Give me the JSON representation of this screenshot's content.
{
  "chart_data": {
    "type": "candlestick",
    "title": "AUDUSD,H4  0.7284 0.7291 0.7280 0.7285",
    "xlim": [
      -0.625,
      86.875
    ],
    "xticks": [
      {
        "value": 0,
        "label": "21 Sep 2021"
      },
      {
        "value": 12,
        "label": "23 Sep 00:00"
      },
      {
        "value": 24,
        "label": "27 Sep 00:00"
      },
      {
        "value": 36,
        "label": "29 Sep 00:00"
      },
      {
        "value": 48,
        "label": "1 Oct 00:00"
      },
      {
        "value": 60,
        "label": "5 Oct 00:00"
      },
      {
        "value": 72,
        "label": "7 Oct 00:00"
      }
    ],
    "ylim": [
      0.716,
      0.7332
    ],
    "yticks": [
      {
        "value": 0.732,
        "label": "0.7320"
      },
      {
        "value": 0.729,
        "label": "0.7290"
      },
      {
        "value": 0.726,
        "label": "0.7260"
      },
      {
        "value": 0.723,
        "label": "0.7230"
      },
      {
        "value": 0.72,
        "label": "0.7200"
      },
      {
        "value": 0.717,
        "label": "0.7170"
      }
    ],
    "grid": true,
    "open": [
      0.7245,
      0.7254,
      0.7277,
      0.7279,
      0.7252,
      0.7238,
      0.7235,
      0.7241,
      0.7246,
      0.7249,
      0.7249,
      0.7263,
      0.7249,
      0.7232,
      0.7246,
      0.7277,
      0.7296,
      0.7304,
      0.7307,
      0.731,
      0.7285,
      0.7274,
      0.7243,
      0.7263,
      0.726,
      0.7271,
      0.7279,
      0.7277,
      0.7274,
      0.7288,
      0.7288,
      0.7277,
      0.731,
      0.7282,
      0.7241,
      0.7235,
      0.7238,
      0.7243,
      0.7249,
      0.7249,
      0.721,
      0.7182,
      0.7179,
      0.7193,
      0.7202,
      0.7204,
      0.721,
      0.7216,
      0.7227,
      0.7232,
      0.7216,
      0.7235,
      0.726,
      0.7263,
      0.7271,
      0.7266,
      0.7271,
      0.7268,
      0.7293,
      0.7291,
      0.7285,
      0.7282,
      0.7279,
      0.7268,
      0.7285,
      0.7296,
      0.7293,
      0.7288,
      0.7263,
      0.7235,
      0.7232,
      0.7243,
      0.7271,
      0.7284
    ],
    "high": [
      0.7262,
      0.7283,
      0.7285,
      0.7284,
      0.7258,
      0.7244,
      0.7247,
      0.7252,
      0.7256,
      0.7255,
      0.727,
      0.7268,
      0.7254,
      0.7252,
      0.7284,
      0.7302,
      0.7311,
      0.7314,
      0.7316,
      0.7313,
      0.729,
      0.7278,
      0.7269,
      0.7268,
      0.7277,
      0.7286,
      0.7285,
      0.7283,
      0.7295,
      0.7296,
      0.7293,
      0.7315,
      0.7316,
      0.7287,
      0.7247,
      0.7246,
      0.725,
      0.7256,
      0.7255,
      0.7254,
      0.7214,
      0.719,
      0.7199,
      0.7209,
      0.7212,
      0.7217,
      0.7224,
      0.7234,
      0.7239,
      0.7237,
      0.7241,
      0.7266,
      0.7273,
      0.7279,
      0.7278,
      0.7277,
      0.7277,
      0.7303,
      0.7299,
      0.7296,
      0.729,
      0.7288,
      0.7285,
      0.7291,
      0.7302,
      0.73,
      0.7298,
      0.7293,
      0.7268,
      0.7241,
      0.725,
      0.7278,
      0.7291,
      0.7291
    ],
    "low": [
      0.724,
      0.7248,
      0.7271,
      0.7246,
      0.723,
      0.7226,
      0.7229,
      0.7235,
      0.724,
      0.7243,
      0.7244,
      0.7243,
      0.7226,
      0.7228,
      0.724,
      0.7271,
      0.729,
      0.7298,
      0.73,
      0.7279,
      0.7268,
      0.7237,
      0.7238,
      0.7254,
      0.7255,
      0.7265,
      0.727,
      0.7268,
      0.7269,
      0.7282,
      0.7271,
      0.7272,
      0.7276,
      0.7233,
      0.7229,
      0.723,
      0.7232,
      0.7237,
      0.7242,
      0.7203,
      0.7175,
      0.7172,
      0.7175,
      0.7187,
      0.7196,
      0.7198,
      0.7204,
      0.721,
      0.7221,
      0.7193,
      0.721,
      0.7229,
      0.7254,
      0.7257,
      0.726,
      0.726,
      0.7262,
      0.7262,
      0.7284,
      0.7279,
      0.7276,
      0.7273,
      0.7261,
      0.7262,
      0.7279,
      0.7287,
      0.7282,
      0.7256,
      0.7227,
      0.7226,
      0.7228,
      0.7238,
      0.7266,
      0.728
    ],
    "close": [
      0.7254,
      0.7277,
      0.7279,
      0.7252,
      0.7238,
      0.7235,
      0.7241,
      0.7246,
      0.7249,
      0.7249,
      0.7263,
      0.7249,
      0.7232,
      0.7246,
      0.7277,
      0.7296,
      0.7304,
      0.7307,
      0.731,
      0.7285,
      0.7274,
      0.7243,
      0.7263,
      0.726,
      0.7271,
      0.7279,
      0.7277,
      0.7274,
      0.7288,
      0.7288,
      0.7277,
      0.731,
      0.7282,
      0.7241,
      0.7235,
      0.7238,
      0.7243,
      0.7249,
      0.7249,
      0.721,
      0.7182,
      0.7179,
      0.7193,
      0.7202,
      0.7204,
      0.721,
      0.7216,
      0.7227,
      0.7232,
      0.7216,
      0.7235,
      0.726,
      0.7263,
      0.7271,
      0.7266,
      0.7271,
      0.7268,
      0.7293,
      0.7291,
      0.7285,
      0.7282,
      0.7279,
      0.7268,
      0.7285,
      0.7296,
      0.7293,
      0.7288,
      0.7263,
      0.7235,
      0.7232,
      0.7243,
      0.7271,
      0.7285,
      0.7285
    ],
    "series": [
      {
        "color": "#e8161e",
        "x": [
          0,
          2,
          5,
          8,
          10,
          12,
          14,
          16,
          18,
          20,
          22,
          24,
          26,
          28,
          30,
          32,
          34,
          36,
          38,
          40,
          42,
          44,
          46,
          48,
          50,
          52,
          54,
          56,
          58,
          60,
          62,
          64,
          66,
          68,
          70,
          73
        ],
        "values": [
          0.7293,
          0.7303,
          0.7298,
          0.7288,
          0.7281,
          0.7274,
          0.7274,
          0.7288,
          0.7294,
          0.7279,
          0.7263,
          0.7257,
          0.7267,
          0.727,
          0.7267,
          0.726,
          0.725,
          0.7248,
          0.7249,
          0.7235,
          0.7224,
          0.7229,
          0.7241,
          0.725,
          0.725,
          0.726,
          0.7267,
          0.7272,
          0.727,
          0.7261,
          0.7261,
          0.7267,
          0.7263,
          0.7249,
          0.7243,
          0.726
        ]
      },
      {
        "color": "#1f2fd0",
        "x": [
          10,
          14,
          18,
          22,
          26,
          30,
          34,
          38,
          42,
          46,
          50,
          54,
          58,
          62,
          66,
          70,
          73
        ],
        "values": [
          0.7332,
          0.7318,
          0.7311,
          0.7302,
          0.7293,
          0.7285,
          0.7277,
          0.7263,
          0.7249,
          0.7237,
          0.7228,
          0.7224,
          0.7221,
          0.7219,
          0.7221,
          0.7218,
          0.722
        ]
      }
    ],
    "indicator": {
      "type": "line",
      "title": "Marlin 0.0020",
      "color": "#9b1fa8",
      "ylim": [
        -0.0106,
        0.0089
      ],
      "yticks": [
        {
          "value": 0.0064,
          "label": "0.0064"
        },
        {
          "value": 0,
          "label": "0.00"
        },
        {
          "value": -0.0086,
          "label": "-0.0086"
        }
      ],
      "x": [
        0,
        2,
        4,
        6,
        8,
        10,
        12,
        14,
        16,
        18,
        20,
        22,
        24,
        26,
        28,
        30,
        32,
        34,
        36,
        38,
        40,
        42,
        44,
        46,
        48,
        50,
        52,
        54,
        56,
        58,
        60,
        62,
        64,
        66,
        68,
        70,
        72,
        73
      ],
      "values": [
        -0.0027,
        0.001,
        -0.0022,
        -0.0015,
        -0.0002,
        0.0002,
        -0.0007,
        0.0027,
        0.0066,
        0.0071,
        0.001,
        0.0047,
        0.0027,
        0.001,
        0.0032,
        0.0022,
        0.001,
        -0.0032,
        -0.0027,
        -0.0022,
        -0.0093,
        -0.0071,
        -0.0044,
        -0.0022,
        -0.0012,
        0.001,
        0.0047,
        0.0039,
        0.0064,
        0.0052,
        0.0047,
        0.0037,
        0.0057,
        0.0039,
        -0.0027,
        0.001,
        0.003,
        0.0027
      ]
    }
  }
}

┄┄┄┄┄┄┄┄┄┄┄┄┄┄┄┄┄┄┄┄

◆ Prompt: Find "title". Copy every line it occurs in.

◆ Solved problem:
    "title": "AUDUSD,H4  0.7284 0.7291 0.7280 0.7285",
      "title": "Marlin 0.0020",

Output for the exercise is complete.